**Exercise objective**. How many lines of these entries include the string "image"? State the number alone.

**Records to process**.
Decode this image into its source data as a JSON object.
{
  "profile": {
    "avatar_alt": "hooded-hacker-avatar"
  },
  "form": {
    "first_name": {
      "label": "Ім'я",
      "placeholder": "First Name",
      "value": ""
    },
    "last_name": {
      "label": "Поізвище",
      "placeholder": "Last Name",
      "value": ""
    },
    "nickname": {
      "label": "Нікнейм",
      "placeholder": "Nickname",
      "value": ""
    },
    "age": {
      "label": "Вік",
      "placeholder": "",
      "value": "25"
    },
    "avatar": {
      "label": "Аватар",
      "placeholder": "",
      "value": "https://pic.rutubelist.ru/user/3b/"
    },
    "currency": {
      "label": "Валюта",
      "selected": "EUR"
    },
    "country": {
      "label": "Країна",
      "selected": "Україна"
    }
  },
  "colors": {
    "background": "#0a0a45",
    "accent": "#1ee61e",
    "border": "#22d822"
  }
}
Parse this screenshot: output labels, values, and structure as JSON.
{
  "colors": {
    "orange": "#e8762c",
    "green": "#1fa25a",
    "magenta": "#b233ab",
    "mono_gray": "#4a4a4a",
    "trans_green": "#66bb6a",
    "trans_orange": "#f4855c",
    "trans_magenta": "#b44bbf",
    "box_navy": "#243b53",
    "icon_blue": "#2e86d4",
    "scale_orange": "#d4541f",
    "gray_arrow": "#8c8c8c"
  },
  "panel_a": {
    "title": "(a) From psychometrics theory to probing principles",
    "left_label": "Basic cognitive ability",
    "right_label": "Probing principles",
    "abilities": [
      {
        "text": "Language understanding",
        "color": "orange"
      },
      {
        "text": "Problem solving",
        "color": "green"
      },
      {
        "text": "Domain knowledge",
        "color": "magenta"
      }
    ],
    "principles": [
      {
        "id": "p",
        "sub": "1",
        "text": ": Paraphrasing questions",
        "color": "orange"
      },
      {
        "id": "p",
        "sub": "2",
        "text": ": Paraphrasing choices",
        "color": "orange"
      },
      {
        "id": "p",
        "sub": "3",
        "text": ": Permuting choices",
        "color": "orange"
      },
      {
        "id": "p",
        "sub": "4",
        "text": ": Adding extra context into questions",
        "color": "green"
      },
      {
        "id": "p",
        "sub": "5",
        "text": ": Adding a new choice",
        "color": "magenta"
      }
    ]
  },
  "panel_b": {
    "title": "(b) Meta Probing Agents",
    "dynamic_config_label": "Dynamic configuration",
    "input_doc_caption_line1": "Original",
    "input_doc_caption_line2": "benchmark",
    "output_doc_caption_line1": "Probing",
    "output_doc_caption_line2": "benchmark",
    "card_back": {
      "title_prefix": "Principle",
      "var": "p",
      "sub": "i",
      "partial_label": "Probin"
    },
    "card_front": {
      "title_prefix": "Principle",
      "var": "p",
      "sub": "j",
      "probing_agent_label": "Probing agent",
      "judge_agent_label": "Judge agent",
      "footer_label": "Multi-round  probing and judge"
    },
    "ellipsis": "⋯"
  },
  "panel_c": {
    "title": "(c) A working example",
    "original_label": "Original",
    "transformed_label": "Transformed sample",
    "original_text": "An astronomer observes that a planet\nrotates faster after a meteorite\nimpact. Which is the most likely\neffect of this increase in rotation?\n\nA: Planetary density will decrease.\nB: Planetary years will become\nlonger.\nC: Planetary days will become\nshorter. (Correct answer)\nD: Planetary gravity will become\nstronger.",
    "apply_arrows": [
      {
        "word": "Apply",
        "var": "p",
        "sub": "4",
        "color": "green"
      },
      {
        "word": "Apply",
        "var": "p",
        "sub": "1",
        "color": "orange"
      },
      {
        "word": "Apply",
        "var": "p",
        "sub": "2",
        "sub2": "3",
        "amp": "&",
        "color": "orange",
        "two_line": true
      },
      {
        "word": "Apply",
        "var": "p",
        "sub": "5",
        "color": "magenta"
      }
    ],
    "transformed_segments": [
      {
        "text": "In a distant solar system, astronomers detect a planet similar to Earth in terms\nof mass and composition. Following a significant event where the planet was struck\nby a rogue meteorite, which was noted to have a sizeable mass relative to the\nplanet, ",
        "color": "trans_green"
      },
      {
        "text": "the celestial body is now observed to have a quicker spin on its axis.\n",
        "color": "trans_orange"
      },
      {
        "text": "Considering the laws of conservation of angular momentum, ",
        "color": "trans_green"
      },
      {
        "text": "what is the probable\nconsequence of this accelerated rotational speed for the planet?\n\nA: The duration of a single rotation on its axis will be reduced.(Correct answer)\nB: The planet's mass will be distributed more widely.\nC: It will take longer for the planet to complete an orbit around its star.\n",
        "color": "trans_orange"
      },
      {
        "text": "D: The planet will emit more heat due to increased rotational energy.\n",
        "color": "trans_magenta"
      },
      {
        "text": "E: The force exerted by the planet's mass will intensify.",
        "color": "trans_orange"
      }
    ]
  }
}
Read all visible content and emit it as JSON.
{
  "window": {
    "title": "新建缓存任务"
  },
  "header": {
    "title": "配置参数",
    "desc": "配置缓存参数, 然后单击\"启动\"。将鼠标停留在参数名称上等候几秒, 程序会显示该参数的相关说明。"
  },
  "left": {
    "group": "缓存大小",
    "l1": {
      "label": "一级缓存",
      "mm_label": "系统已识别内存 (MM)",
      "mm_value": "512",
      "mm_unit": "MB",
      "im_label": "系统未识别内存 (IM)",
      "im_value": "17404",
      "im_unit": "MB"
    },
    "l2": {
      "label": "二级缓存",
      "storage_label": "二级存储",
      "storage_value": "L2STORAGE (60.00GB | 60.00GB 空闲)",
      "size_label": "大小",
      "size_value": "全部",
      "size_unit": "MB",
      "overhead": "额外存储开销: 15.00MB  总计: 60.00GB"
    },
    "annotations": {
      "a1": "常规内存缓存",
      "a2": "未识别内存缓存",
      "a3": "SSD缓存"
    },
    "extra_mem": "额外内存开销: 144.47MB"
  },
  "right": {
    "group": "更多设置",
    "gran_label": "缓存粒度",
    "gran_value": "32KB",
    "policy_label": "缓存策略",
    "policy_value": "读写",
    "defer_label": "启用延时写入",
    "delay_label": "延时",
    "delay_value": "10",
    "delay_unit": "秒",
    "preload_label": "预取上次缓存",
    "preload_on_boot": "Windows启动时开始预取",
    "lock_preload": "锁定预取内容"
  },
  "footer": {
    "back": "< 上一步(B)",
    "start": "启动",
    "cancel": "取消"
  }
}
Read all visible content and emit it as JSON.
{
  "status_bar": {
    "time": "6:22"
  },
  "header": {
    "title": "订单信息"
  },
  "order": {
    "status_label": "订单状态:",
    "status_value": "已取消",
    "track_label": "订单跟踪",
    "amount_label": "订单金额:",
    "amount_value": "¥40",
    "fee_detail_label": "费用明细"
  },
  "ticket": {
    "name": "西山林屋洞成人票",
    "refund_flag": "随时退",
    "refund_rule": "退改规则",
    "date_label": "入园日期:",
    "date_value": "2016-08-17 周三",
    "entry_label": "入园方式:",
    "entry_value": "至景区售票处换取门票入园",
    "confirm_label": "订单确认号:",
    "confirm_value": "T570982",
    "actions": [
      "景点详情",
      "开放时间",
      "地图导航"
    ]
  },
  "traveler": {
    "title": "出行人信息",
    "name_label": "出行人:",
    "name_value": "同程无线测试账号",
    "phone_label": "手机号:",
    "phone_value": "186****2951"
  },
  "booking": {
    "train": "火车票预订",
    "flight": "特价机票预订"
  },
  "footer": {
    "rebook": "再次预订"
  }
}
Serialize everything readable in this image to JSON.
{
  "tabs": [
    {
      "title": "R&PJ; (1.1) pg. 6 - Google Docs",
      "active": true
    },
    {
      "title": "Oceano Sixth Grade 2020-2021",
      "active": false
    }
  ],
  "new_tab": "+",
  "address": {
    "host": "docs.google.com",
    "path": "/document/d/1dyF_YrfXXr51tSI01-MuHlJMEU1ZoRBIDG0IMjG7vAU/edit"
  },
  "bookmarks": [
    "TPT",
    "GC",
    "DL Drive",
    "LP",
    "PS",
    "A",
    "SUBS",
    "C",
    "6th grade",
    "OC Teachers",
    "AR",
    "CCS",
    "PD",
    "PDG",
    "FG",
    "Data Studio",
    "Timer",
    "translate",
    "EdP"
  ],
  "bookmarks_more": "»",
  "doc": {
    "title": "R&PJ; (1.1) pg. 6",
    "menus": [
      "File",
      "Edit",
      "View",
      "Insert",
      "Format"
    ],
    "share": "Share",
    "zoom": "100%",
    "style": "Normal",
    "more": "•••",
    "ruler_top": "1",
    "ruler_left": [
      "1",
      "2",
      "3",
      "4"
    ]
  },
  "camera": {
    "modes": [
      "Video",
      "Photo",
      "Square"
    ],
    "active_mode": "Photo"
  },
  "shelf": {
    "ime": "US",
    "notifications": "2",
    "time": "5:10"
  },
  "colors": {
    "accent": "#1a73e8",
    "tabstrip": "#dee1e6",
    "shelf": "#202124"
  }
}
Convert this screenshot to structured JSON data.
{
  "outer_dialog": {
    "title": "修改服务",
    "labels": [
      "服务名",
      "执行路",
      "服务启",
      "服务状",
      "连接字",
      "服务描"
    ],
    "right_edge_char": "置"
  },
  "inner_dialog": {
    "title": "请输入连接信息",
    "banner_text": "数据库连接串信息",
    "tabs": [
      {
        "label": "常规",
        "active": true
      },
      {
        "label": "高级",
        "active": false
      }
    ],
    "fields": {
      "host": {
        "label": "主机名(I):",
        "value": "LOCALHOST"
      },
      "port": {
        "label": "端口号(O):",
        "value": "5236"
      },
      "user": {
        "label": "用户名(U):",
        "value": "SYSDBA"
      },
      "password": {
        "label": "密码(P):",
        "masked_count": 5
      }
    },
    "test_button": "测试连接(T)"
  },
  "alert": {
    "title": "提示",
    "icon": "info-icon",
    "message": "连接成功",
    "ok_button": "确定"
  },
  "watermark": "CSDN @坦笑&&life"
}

**Finished exercise**. 2